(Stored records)

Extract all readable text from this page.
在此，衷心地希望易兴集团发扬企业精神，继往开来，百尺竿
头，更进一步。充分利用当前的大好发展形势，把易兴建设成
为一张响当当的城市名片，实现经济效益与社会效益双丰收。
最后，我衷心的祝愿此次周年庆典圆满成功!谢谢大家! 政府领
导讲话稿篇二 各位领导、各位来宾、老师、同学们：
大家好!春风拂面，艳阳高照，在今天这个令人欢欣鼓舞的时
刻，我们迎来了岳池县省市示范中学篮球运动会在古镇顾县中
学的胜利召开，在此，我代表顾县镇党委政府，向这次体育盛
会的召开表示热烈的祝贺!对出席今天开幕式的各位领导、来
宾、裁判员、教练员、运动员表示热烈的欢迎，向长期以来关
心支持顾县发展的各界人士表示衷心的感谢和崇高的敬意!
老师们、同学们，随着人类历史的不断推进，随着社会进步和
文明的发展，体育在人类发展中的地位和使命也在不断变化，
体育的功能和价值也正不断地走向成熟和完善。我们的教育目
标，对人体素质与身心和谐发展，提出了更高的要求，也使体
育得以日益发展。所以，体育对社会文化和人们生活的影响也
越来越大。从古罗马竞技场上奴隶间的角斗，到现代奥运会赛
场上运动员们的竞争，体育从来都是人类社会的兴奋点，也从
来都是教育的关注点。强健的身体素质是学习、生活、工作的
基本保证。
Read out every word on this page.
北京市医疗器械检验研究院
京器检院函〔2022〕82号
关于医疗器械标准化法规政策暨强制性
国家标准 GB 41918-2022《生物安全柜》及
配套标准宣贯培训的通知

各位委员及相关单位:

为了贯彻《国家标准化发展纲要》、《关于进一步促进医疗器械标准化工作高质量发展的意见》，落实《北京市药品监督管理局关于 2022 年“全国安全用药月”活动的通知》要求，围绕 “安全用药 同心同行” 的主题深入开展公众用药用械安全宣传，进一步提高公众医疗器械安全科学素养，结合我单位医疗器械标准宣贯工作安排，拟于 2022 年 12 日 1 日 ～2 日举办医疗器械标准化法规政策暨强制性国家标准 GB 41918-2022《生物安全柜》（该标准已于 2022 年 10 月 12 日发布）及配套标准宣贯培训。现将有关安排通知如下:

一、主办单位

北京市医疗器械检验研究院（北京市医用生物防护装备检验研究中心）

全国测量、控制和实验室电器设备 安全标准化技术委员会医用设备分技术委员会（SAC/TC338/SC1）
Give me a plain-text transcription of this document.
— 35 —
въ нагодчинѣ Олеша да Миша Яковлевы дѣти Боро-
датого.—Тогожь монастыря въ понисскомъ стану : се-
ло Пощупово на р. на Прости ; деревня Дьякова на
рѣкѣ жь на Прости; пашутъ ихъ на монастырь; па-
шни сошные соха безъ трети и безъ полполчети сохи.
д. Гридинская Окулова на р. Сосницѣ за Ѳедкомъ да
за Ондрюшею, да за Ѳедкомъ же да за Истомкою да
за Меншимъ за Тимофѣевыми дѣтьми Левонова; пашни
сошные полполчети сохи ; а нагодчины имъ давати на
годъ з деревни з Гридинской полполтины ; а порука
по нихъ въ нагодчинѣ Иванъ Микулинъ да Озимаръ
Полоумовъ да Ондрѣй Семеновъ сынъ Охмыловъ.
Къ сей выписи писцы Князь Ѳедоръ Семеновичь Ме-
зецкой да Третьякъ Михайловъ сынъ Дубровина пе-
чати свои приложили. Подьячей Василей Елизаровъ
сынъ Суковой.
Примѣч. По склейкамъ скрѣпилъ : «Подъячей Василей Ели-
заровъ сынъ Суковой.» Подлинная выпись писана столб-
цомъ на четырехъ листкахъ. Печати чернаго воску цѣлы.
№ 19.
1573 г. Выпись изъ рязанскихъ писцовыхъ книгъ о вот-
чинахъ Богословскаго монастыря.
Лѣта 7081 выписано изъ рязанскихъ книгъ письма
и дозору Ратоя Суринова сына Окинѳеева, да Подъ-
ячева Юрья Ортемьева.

- Problem to work on
Each line above that includes "生物安全柜" should be shown.

- Response to the task
国家标准 GB 41918-2022《生物安全柜》及
为了贯彻《国家标准化发展纲要》、《关于进一步促进医疗器械标准化工作高质量发展的意见》，落实《北京市药品监督管理局关于 2022 年“全国安全用药月”活动的通知》要求，围绕 “安全用药 同心同行” 的主题深入开展公众用药用械安全宣传，进一步提高公众医疗器械安全科学素养，结合我单位医疗器械标准宣贯工作安排，拟于 2022 年 12 日 1 日 ～2 日举办医疗器械标准化法规政策暨强制性国家标准 GB 41918-2022《生物安全柜》（该标准已于 2022 年 10 月 12 日发布）及配套标准宣贯培训。现将有关安排通知如下:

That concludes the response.